• [Stated goal]: Give every line from the entries that contains "Снято".

• [Provided records]:

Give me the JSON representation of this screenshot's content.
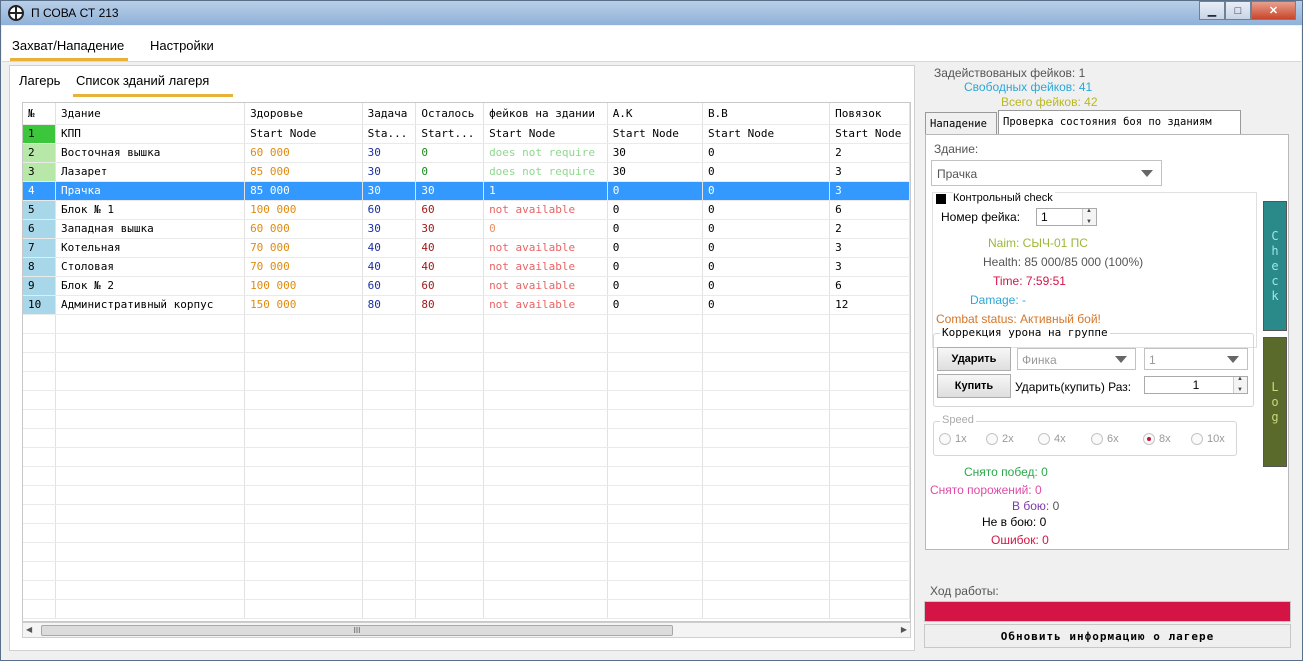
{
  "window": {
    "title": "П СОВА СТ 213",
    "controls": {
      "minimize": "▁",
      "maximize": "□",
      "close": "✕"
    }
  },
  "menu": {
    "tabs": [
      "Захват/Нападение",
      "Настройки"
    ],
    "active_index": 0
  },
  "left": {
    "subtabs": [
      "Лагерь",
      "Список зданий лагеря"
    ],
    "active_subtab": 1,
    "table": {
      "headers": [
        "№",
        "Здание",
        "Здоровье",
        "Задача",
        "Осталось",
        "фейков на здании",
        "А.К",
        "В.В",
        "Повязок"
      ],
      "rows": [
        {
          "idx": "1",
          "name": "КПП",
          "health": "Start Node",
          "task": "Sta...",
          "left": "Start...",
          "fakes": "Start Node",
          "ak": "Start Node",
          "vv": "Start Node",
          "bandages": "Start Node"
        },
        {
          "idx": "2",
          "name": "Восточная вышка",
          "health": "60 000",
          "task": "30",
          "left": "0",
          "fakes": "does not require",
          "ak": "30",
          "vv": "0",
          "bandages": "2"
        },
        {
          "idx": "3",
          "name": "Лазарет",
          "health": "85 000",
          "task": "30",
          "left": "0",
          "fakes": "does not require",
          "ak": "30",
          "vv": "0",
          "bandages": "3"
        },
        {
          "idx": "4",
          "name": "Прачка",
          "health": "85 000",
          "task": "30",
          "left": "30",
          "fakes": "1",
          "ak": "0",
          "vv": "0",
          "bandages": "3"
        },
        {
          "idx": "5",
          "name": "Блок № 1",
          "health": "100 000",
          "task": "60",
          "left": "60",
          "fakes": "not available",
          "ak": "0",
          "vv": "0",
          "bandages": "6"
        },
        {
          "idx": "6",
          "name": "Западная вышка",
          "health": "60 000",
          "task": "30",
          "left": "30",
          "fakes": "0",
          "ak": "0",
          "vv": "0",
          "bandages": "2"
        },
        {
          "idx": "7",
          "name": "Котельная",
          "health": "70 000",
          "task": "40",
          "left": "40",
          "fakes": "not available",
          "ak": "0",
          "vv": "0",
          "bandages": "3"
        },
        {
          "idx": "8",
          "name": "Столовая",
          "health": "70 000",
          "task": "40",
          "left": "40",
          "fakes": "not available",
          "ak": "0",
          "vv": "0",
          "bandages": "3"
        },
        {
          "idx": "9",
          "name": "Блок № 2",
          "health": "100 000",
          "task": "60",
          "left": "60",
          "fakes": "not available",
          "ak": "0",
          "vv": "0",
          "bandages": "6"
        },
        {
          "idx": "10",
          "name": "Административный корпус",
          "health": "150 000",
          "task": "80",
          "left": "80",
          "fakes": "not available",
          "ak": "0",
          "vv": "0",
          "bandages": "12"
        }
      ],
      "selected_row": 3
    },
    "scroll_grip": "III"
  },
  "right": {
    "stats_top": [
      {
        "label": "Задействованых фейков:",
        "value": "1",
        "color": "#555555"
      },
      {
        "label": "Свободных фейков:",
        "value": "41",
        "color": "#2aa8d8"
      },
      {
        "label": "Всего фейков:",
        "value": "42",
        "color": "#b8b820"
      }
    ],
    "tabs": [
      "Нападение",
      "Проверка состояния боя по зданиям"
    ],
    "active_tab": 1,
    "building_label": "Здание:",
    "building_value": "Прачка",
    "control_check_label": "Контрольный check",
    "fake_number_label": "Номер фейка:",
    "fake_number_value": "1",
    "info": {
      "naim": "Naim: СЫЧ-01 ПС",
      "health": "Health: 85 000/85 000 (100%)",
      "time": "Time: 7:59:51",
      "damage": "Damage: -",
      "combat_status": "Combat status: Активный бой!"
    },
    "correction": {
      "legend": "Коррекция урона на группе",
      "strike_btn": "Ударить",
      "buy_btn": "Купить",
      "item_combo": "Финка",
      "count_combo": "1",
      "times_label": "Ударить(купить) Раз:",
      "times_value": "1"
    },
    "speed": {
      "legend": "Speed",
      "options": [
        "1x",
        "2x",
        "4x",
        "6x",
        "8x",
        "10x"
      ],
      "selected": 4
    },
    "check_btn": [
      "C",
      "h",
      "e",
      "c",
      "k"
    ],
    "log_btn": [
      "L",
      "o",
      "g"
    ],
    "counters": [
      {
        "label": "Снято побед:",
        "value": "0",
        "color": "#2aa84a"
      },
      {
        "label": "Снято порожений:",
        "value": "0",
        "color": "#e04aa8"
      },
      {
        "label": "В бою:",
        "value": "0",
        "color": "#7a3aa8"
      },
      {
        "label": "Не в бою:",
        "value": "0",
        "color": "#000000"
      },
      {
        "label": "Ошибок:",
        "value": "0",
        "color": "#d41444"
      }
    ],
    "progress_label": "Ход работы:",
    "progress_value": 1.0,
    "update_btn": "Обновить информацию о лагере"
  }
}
---
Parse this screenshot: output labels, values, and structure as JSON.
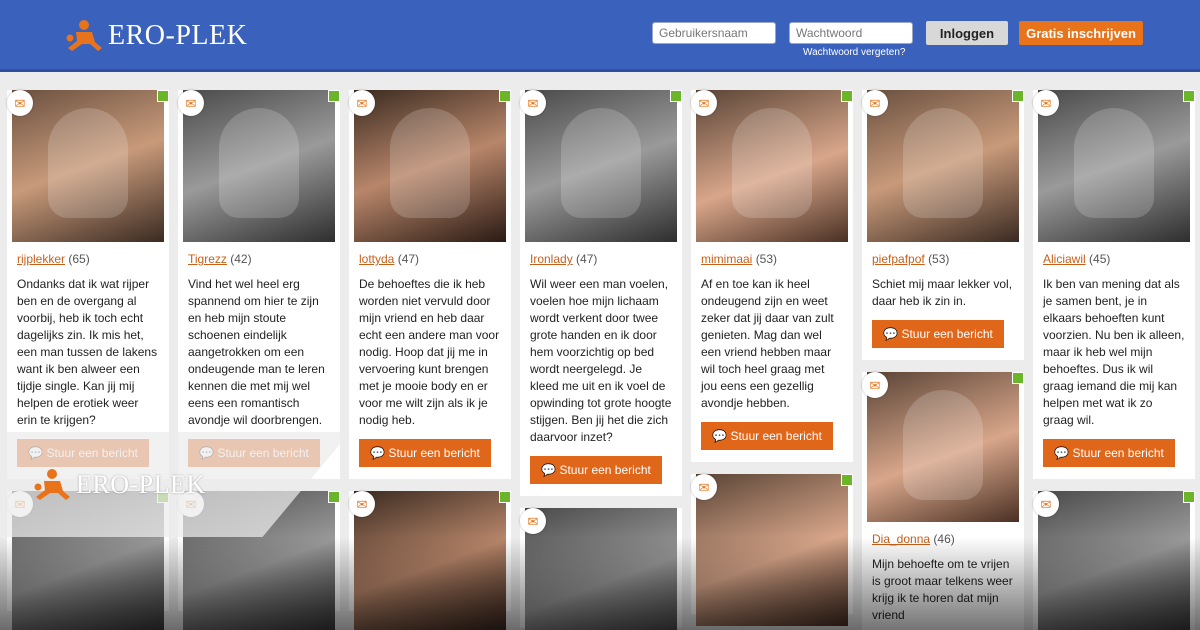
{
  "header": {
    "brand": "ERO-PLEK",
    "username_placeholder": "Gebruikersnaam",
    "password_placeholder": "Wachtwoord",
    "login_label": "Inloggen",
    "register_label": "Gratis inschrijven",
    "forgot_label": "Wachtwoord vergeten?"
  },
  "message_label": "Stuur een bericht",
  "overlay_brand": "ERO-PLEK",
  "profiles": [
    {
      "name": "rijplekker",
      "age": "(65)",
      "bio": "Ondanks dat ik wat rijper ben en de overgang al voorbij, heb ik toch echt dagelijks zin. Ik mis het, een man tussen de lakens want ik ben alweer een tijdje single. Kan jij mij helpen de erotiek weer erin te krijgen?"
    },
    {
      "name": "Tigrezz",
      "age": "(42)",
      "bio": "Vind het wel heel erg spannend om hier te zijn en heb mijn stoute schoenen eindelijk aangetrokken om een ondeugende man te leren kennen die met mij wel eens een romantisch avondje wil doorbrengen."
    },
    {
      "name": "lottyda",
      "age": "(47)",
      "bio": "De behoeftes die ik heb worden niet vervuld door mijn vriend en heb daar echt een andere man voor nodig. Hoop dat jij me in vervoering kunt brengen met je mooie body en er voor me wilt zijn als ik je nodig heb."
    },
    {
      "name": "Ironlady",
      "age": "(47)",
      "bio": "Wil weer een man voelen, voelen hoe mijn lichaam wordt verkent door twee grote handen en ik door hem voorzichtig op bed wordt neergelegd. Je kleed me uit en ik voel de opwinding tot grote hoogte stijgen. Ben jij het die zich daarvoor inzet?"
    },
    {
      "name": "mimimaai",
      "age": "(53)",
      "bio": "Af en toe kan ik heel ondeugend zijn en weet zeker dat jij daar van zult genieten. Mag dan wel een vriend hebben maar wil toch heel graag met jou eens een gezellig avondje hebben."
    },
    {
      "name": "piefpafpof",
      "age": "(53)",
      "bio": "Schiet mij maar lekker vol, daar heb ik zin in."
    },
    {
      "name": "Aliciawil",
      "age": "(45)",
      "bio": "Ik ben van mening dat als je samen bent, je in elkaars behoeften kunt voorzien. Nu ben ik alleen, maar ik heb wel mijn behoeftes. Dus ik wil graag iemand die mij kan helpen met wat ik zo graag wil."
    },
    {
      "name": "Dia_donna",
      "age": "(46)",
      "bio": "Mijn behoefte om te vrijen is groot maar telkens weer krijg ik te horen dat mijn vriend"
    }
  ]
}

• [Final answer]:
        "label": "Снято побед:",
        "label": "Снято порожений:",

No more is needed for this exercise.